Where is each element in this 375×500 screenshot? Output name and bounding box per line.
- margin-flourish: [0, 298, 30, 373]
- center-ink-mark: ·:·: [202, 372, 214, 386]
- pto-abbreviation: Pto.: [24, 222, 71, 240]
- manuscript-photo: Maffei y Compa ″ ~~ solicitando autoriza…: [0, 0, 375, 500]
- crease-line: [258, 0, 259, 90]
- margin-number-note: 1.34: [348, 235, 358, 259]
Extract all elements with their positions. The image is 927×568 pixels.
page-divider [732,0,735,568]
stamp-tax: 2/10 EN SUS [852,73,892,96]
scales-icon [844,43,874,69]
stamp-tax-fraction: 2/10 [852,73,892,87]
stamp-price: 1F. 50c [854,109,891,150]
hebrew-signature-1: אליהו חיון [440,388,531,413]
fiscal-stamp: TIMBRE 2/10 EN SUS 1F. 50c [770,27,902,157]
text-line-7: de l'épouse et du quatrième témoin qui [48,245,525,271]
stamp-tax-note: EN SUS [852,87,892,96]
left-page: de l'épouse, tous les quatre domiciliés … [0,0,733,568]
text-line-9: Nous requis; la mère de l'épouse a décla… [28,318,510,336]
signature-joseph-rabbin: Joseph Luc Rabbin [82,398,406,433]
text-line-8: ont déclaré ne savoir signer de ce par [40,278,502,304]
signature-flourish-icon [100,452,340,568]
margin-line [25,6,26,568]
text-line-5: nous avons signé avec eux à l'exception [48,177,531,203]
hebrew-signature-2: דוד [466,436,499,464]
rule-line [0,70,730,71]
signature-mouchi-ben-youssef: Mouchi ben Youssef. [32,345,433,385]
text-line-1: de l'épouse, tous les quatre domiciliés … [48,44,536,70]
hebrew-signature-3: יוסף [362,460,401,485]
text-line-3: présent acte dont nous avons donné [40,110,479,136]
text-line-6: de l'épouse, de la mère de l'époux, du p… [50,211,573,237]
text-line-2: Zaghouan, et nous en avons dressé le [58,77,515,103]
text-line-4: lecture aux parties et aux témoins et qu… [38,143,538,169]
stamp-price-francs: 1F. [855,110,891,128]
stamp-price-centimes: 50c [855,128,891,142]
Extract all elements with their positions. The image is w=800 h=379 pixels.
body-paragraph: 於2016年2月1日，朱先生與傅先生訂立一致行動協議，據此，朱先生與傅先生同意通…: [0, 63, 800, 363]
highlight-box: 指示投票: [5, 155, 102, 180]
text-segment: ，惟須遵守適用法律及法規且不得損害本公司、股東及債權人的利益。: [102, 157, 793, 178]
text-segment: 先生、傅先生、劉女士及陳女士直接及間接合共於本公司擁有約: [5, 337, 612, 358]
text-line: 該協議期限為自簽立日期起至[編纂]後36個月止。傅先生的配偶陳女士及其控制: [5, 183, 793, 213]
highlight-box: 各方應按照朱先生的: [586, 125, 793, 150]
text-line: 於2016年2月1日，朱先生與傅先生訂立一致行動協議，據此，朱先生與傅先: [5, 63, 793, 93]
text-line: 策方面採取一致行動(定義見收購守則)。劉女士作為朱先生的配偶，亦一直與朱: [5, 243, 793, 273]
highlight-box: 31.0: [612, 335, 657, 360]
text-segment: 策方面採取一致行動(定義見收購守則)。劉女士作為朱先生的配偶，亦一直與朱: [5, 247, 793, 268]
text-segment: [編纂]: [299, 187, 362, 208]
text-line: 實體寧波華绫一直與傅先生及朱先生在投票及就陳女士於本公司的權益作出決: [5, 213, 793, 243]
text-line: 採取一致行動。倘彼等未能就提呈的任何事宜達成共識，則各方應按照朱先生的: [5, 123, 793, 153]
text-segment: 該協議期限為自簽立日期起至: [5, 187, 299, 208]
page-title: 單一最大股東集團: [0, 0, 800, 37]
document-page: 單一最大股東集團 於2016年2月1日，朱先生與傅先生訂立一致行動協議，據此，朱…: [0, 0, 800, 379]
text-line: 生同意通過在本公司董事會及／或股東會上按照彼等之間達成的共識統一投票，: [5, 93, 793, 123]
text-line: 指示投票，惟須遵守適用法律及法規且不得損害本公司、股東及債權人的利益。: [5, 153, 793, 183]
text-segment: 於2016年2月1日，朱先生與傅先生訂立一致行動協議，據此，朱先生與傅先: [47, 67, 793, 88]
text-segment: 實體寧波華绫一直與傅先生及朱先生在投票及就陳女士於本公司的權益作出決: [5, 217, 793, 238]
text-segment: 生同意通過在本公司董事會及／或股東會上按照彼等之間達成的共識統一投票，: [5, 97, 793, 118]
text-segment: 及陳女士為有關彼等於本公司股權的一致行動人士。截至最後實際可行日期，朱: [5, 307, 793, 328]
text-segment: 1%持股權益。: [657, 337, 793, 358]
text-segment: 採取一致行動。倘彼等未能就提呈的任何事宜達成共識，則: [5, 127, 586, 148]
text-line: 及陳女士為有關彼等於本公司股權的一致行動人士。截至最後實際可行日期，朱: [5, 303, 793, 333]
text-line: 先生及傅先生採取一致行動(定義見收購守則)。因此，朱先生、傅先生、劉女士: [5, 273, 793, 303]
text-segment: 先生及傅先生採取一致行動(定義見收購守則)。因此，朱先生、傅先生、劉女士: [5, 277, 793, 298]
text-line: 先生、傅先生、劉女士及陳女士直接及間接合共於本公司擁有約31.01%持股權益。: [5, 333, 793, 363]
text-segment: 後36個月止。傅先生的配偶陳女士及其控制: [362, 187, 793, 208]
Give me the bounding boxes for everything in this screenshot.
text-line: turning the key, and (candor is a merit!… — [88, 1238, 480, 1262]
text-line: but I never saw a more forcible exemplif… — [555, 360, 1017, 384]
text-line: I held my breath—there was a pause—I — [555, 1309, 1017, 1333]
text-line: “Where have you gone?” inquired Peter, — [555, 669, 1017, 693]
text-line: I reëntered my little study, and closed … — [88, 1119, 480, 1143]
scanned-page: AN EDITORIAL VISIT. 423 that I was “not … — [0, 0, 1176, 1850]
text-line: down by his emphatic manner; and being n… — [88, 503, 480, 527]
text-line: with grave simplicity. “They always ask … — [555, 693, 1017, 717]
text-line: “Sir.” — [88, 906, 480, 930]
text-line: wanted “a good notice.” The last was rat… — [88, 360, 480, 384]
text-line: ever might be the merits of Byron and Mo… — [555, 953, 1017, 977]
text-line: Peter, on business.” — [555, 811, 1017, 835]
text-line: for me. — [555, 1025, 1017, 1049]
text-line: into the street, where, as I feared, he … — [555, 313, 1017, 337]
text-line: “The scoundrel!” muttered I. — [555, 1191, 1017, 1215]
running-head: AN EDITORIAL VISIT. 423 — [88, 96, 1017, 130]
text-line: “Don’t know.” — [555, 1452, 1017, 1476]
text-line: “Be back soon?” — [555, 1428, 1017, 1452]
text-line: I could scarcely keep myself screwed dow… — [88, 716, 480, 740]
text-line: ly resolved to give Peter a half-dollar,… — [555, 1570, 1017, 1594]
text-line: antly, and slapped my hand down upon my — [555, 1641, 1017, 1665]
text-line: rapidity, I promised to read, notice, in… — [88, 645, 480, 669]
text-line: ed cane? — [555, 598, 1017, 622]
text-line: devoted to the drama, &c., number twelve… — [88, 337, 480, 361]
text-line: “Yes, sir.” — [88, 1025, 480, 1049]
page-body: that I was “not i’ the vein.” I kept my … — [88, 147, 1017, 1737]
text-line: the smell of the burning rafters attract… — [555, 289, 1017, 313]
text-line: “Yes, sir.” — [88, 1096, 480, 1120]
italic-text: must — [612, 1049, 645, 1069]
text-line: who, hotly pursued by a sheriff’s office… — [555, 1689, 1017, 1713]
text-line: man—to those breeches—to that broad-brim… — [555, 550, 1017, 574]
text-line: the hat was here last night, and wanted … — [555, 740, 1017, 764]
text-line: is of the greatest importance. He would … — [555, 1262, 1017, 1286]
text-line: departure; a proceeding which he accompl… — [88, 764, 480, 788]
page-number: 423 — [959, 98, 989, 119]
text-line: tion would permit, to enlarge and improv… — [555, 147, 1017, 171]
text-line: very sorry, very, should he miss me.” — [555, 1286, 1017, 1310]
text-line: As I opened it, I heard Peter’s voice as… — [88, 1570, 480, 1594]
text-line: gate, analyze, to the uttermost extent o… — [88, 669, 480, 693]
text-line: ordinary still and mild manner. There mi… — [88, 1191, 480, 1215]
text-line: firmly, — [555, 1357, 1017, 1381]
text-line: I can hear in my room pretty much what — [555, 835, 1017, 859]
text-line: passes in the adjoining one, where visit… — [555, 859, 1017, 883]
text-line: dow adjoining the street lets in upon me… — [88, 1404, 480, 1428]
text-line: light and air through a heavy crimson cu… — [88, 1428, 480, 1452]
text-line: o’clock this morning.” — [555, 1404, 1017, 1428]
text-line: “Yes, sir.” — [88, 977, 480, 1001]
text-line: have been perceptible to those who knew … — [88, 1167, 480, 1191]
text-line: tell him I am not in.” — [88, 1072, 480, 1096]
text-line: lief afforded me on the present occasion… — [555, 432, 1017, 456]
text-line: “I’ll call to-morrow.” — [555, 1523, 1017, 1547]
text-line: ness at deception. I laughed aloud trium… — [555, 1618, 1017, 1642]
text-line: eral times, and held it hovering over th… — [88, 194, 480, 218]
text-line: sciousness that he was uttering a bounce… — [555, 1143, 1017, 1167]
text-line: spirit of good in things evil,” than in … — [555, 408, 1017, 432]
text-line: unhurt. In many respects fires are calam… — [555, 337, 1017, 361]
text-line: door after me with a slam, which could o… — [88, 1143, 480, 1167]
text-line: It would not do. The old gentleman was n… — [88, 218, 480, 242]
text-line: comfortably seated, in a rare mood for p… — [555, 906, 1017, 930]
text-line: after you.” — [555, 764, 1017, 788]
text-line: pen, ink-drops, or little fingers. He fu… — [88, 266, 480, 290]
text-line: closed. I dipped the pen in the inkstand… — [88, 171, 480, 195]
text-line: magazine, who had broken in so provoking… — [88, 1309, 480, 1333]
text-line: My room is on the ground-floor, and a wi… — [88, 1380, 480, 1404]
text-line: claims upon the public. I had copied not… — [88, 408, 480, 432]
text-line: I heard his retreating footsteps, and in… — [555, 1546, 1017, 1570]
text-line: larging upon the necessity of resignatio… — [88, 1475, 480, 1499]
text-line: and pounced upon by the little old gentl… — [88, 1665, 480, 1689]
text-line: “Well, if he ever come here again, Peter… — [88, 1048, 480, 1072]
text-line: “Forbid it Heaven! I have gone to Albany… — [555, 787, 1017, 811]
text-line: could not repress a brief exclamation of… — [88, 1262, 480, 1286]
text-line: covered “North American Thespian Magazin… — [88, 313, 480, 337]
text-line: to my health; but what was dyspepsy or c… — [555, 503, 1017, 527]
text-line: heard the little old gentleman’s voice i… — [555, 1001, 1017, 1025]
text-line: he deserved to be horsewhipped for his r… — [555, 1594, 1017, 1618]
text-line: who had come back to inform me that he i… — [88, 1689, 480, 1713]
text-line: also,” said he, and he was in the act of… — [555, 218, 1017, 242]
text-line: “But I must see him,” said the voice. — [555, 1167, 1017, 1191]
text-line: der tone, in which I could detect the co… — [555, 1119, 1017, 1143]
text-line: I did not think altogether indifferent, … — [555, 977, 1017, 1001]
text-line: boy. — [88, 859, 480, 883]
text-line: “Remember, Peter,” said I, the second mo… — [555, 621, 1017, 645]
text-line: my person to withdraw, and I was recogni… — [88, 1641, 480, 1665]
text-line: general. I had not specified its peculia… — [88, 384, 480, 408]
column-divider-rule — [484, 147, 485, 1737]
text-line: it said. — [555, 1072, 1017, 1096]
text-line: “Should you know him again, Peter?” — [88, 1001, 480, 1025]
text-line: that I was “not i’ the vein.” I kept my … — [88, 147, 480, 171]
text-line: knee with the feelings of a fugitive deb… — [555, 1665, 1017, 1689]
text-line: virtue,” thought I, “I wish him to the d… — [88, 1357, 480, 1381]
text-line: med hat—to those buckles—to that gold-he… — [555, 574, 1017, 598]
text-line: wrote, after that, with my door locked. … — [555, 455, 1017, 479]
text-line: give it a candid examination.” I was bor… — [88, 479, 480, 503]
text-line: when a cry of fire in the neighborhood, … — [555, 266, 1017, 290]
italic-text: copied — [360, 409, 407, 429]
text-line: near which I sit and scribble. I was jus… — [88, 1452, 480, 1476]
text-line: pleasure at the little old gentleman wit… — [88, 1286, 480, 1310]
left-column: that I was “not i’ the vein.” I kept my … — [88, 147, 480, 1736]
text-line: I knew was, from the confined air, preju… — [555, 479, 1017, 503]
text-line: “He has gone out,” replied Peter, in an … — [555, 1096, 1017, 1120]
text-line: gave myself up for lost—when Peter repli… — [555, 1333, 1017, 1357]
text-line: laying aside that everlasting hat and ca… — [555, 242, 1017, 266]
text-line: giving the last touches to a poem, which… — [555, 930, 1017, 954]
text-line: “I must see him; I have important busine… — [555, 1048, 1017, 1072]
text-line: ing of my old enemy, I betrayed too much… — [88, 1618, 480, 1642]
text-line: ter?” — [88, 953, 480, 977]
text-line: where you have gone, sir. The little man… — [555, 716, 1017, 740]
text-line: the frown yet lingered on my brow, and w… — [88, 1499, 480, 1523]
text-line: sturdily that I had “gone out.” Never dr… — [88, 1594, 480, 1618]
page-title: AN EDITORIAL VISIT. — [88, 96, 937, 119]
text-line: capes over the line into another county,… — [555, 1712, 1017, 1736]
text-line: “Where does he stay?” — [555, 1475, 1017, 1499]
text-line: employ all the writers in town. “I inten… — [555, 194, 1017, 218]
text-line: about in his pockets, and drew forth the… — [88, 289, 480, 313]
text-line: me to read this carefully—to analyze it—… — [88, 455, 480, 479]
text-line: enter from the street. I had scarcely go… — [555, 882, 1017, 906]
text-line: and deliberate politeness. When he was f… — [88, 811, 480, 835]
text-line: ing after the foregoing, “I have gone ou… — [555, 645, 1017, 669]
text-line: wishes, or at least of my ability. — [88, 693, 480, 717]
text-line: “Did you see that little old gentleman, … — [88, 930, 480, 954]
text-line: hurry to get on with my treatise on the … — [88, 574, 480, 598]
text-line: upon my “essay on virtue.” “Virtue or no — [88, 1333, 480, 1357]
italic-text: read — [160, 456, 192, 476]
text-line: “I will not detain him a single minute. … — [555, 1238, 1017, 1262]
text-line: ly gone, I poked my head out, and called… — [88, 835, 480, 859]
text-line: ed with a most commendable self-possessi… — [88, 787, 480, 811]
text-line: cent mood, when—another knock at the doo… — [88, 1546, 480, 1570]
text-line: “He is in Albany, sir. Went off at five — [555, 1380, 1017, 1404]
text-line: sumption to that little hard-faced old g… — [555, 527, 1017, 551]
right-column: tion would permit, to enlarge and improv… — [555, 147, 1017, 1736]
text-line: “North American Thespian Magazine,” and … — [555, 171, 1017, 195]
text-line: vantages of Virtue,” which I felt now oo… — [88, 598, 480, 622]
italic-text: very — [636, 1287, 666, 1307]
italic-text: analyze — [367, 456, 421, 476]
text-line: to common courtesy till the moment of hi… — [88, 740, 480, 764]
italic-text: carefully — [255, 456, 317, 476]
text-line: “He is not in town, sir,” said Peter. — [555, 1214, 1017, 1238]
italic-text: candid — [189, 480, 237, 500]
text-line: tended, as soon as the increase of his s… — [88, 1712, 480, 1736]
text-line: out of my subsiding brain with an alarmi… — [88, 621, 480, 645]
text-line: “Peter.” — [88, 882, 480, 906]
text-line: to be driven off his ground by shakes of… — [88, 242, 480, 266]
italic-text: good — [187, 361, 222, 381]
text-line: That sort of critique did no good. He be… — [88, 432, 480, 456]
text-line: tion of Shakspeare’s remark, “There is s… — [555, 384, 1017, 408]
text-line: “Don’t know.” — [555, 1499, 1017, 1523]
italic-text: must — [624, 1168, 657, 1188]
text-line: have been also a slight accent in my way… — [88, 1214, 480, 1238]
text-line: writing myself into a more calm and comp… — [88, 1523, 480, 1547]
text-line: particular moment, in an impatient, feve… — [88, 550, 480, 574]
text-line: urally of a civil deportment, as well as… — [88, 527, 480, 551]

────────

Copy the stretch of the listing above from its first line through the line containing "text-line-8: ont déclaré", keeping every line the same.

Where is each element in this 375×500 screenshot? Output name and bounding box per line.
- margin-flourish: [0, 298, 30, 373]
- center-ink-mark: ·:·: [202, 372, 214, 386]
- pto-abbreviation: Pto.: [24, 222, 71, 240]
- manuscript-photo: Maffei y Compa ″ ~~ solicitando autoriza…: [0, 0, 375, 500]
- crease-line: [258, 0, 259, 90]
- margin-number-note: 1.34: [348, 235, 358, 259]
Extract all elements with their positions. The image is 927×568 pixels.
page-divider [732,0,735,568]
stamp-tax: 2/10 EN SUS [852,73,892,96]
scales-icon [844,43,874,69]
stamp-tax-fraction: 2/10 [852,73,892,87]
stamp-price: 1F. 50c [854,109,891,150]
hebrew-signature-1: אליהו חיון [440,388,531,413]
fiscal-stamp: TIMBRE 2/10 EN SUS 1F. 50c [770,27,902,157]
text-line-7: de l'épouse et du quatrième témoin qui [48,245,525,271]
stamp-tax-note: EN SUS [852,87,892,96]
left-page: de l'épouse, tous les quatre domiciliés … [0,0,733,568]
text-line-9: Nous requis; la mère de l'épouse a décla… [28,318,510,336]
signature-joseph-rabbin: Joseph Luc Rabbin [82,398,406,433]
text-line-8: ont déclaré ne savoir signer de ce par [40,278,502,304]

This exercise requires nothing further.